_What is required_.
Copy the stretch of items from the first line through the line containing "svg-text:5: 5 (601, 648, 606, 651)", reproducing every line unchanged.
-- begin Dataset entries --
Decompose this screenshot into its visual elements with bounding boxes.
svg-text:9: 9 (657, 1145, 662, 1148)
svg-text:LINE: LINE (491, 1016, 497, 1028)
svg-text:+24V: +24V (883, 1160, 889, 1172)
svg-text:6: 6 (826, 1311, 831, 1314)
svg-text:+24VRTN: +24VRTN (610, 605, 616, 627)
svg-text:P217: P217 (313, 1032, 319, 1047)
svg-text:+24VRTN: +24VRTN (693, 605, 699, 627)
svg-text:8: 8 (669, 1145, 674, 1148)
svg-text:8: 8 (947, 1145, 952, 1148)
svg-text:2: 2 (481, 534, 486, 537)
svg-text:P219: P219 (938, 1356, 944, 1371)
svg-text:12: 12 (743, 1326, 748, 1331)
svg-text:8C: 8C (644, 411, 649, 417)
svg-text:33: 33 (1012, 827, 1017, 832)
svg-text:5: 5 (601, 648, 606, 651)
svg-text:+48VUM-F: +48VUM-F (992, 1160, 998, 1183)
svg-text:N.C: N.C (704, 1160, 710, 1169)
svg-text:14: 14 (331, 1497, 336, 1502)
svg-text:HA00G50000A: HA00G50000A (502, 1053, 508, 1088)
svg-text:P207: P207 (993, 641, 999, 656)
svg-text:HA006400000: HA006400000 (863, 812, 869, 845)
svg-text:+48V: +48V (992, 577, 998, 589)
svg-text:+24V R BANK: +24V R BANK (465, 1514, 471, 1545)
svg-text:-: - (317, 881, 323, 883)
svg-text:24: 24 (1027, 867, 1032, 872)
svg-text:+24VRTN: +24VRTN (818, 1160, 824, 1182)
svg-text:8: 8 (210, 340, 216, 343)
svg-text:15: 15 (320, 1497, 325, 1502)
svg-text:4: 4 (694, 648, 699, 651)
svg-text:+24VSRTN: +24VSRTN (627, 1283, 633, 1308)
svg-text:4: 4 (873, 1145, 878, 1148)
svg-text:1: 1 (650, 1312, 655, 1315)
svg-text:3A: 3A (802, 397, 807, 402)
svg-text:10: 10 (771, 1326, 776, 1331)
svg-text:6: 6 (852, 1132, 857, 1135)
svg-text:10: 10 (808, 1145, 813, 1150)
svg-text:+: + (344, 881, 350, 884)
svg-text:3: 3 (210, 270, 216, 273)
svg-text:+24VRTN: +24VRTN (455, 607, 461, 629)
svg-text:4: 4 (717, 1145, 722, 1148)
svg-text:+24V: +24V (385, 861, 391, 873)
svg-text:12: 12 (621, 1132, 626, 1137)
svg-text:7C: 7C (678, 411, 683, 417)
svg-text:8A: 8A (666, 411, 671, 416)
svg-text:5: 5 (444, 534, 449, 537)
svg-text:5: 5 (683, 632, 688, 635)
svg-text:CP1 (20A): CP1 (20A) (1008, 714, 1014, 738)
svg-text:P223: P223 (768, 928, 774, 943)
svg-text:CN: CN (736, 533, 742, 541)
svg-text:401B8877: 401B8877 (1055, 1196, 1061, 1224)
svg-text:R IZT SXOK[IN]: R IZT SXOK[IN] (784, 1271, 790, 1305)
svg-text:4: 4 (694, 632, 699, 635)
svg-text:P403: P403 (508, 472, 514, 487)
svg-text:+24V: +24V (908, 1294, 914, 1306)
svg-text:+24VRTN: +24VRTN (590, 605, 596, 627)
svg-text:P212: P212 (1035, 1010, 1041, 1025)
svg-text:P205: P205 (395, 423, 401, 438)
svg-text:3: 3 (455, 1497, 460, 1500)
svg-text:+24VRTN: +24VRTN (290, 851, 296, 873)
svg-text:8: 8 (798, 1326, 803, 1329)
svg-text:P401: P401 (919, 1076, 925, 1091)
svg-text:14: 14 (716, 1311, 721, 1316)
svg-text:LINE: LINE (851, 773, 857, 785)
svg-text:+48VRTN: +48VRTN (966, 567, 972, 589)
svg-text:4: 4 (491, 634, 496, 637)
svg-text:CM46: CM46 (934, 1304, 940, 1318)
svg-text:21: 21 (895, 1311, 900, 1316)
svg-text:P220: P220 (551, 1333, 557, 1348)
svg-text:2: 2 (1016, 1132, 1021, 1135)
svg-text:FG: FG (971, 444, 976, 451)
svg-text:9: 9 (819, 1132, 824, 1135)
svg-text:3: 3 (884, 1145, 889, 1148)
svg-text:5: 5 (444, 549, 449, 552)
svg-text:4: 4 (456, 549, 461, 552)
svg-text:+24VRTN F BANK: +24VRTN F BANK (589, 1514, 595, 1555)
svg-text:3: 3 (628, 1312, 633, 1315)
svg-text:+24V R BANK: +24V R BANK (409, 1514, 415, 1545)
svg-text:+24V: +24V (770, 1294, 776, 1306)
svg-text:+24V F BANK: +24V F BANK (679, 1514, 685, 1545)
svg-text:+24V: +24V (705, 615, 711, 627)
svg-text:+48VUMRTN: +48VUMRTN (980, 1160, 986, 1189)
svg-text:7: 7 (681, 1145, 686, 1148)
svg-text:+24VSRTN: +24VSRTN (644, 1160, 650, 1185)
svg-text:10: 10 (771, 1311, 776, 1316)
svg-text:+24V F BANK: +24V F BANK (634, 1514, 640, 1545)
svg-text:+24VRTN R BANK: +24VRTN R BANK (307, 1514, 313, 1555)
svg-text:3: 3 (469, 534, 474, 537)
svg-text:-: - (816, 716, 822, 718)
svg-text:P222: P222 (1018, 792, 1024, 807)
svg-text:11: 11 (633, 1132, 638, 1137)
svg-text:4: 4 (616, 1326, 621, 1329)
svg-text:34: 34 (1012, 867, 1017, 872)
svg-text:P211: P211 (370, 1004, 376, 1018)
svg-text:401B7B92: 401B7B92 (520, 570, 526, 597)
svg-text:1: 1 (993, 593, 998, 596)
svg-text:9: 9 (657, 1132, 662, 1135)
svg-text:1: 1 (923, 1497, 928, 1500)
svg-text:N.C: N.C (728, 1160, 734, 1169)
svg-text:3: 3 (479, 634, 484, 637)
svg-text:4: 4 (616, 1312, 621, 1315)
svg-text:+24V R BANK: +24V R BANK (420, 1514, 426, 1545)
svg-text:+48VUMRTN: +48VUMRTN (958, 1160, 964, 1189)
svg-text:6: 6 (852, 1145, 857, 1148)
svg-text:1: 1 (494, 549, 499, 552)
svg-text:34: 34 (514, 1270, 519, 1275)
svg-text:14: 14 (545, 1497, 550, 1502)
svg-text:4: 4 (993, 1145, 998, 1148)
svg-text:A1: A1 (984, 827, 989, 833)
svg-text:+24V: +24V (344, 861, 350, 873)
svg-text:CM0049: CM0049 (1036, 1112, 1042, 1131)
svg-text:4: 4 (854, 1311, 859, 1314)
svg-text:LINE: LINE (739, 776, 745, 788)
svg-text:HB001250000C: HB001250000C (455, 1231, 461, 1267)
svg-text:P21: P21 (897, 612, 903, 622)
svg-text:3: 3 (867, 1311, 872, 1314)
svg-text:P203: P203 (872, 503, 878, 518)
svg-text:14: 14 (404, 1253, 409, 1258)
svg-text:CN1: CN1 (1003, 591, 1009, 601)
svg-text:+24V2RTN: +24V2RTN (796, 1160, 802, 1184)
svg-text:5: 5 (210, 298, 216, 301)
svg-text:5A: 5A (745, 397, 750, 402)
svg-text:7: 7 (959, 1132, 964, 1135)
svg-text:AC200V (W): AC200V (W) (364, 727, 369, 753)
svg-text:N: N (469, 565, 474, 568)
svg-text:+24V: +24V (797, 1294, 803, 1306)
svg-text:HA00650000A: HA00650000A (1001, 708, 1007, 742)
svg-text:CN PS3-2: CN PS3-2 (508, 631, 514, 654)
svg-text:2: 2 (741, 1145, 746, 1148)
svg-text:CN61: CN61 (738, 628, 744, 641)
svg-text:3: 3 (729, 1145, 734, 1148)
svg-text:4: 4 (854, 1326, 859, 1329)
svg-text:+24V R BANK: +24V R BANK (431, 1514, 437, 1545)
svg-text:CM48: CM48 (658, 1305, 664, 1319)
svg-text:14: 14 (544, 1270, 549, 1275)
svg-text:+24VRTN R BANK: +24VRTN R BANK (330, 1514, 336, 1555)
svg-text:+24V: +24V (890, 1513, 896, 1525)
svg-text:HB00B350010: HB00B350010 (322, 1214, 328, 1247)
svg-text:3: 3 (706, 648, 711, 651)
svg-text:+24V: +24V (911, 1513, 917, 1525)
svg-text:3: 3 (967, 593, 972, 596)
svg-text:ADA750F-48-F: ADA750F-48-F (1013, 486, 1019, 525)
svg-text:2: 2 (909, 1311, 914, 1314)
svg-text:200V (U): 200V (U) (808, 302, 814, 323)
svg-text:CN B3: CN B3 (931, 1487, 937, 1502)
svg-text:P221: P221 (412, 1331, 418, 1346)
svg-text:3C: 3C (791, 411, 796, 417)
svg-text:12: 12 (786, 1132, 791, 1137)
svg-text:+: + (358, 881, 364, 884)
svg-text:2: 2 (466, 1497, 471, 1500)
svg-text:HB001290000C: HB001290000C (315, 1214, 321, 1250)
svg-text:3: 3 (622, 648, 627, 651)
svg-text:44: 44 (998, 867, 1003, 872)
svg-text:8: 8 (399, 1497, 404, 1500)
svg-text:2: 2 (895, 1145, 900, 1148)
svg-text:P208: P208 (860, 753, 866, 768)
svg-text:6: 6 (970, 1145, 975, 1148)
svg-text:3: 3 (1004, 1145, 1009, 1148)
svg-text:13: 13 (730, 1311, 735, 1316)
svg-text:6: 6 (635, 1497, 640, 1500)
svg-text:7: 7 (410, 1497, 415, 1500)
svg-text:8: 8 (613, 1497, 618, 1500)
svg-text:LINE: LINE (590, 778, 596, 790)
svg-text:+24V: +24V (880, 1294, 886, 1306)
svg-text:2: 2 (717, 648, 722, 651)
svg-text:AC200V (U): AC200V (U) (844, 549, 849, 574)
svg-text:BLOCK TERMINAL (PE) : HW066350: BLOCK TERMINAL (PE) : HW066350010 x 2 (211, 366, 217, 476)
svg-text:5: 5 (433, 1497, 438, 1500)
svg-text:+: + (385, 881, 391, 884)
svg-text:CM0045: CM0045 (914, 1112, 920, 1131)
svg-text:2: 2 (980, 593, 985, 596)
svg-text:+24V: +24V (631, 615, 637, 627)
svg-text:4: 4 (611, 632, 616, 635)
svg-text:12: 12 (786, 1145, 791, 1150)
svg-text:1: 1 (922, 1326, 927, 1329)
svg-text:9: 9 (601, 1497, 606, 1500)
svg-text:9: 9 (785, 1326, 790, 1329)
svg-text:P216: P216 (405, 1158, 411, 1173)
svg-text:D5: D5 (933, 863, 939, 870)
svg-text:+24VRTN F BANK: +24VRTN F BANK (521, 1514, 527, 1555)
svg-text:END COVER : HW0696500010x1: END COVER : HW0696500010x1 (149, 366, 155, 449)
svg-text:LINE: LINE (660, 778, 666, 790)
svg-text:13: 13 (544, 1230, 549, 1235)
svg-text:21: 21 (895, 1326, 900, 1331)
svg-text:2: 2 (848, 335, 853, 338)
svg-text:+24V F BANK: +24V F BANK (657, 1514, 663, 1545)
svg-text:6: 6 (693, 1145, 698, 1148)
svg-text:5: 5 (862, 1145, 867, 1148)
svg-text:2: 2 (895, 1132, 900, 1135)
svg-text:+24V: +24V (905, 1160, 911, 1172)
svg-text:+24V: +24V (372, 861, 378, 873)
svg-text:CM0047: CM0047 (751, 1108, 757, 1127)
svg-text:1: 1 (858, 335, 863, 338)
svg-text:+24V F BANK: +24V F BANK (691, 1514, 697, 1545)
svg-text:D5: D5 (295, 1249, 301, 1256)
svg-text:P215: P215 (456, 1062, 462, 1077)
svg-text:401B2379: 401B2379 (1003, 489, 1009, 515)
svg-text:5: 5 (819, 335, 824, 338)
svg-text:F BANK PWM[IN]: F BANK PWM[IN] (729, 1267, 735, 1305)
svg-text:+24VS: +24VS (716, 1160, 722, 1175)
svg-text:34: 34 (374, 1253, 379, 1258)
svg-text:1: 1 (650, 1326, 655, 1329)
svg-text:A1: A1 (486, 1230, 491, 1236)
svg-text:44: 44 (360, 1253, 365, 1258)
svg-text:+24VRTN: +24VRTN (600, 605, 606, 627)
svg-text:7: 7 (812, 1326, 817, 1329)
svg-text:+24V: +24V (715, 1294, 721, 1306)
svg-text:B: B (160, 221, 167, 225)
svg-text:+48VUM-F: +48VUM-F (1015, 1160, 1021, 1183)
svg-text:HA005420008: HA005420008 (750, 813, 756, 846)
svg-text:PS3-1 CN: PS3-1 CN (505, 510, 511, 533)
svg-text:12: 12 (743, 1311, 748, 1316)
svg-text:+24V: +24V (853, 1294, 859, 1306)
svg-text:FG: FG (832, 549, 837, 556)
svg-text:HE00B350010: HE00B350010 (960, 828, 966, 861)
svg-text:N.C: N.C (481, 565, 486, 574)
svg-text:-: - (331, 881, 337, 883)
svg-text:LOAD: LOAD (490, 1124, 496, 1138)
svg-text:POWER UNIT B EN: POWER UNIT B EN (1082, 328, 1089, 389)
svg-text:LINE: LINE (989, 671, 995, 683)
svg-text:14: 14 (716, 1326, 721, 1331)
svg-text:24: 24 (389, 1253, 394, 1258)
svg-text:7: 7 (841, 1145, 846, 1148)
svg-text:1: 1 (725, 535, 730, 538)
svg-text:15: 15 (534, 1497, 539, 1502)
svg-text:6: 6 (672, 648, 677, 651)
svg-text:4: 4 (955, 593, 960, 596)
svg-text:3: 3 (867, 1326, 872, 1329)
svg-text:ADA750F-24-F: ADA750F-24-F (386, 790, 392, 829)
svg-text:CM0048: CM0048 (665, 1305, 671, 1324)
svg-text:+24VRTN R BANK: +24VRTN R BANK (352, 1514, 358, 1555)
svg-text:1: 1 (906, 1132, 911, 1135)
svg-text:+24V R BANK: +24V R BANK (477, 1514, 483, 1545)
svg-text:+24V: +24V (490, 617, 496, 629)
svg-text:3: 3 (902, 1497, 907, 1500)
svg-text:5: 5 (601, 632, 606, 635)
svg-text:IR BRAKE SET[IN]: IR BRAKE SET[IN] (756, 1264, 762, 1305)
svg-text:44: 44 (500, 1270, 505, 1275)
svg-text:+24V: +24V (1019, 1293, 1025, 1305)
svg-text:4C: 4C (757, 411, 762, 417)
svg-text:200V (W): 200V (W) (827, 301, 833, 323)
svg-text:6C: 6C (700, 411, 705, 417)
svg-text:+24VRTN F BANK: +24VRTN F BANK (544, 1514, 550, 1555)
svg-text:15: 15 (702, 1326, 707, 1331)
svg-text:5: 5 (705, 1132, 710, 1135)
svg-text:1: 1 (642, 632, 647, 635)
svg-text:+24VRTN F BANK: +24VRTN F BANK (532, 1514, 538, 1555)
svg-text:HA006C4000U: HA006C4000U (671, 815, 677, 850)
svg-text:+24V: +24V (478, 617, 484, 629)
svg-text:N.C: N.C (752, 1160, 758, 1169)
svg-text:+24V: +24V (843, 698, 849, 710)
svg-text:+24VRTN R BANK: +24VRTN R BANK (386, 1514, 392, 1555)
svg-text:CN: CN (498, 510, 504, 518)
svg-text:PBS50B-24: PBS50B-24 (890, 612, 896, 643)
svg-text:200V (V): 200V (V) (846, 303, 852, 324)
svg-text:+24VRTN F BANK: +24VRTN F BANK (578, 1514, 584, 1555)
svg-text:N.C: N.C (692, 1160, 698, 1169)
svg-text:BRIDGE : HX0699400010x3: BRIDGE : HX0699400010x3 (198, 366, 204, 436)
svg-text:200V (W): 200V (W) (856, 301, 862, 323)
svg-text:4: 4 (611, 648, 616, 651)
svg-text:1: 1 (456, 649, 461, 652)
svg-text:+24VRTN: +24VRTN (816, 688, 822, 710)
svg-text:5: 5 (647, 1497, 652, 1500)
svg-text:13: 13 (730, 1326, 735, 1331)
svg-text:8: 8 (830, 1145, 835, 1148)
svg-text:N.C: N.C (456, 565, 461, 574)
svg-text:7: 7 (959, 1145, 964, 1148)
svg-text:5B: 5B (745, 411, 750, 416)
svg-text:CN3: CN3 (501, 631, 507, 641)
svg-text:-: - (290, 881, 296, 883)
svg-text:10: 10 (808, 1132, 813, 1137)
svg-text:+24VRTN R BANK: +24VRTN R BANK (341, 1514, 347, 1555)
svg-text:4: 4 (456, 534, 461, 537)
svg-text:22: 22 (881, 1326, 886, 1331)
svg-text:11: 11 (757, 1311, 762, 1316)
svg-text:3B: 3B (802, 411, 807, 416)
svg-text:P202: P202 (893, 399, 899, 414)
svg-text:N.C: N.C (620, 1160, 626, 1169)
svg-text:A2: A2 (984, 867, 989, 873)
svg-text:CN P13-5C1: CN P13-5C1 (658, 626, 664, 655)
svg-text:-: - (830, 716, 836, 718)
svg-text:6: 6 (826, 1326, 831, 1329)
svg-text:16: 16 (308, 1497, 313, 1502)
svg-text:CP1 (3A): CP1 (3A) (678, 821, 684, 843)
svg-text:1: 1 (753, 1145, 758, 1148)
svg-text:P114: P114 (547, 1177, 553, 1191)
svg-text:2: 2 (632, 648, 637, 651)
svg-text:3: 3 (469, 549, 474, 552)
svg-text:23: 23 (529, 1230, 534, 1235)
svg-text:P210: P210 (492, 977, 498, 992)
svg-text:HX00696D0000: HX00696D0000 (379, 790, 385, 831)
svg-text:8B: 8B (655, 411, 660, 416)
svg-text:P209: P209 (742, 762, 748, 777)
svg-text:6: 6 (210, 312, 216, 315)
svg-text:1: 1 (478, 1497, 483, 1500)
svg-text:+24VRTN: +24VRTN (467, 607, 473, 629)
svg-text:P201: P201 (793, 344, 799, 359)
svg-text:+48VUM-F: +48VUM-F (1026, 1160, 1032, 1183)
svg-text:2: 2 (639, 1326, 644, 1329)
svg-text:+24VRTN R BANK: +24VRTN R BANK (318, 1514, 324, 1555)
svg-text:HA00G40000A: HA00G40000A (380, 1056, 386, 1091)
-- end Dataset entries --
_Reply_.
Decompose this screenshot into its visual elements with bounding boxes.
svg-text:9: 9 (657, 1145, 662, 1148)
svg-text:LINE: LINE (491, 1016, 497, 1028)
svg-text:+24V: +24V (883, 1160, 889, 1172)
svg-text:6: 6 (826, 1311, 831, 1314)
svg-text:+24VRTN: +24VRTN (610, 605, 616, 627)
svg-text:P217: P217 (313, 1032, 319, 1047)
svg-text:+24VRTN: +24VRTN (693, 605, 699, 627)
svg-text:8: 8 (669, 1145, 674, 1148)
svg-text:8: 8 (947, 1145, 952, 1148)
svg-text:2: 2 (481, 534, 486, 537)
svg-text:P219: P219 (938, 1356, 944, 1371)
svg-text:12: 12 (743, 1326, 748, 1331)
svg-text:8C: 8C (644, 411, 649, 417)
svg-text:33: 33 (1012, 827, 1017, 832)
svg-text:5: 5 (601, 648, 606, 651)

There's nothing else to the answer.